- **TO DO**
List the lines of this listing that hold the word "JSON".

- **GIVEN ENTRIES**
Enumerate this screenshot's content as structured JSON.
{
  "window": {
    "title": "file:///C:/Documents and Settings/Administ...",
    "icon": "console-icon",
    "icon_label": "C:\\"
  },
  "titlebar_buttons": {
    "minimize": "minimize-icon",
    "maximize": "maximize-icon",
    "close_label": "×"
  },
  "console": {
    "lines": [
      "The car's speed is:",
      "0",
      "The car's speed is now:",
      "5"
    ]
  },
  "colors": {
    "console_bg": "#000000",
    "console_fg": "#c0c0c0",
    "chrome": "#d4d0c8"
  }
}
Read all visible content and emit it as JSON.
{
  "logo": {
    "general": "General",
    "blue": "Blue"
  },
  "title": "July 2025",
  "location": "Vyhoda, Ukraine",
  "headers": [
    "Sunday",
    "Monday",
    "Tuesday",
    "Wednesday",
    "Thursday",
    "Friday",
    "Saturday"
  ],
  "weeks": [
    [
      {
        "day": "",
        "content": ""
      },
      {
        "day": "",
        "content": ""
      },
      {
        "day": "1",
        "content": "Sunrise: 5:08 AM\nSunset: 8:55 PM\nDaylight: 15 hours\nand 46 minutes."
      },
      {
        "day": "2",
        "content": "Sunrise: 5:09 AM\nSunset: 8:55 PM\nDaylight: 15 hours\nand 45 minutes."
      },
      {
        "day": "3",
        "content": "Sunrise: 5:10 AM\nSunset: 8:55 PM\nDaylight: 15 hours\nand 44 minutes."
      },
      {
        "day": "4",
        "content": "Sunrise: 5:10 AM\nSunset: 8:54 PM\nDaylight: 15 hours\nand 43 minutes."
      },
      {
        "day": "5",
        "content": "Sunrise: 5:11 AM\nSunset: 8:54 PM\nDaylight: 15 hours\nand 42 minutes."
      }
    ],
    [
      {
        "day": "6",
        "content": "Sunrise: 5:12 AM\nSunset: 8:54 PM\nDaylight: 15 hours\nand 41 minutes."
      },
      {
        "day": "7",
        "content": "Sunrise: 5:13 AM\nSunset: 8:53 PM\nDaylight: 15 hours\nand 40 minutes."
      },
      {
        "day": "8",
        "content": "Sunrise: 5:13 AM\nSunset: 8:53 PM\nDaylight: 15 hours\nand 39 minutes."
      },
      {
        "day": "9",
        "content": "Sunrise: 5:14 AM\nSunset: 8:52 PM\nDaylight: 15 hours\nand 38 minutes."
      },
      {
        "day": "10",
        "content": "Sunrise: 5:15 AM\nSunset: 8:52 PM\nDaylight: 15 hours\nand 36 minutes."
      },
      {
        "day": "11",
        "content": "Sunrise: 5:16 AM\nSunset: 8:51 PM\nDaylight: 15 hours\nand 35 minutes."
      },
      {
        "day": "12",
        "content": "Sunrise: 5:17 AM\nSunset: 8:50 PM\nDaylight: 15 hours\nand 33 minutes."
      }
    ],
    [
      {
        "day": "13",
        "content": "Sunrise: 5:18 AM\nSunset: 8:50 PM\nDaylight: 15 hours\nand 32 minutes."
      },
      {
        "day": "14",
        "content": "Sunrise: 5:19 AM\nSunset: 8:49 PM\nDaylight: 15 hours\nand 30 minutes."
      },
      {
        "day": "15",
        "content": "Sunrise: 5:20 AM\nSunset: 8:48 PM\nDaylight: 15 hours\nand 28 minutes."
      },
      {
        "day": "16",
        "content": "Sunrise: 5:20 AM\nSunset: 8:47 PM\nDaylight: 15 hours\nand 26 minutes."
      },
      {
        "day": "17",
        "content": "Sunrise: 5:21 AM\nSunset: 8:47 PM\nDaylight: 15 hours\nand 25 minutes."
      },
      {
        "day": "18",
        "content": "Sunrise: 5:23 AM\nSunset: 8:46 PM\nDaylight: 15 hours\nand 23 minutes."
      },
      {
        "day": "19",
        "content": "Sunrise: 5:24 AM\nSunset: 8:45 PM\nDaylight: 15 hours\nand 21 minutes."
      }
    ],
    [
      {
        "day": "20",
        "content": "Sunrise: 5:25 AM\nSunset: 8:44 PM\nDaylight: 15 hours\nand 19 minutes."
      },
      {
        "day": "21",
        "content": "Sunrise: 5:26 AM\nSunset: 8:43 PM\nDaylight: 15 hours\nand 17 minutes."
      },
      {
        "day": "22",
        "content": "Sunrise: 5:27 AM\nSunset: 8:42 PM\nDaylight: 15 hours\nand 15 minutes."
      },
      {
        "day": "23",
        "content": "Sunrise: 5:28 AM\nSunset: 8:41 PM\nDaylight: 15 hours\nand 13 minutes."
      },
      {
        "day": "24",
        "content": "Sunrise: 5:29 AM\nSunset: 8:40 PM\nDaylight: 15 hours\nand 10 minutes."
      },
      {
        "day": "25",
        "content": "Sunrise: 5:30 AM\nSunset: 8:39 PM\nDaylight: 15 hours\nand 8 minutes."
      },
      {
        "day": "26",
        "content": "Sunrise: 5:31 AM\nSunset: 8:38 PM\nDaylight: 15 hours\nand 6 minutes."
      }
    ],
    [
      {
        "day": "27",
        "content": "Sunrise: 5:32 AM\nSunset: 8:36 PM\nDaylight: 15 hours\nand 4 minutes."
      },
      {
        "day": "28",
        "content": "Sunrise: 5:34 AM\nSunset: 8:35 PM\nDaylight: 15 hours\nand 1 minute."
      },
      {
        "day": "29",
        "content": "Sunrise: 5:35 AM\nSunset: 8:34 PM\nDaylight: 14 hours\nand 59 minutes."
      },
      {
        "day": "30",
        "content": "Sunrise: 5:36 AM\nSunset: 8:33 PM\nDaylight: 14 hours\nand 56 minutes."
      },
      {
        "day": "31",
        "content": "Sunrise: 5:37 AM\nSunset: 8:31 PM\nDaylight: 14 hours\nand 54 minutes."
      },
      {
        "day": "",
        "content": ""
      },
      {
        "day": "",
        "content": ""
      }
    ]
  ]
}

- **SOLUTION FOR THIS TASK**
Enumerate this screenshot's content as structured JSON.
Read all visible content and emit it as JSON.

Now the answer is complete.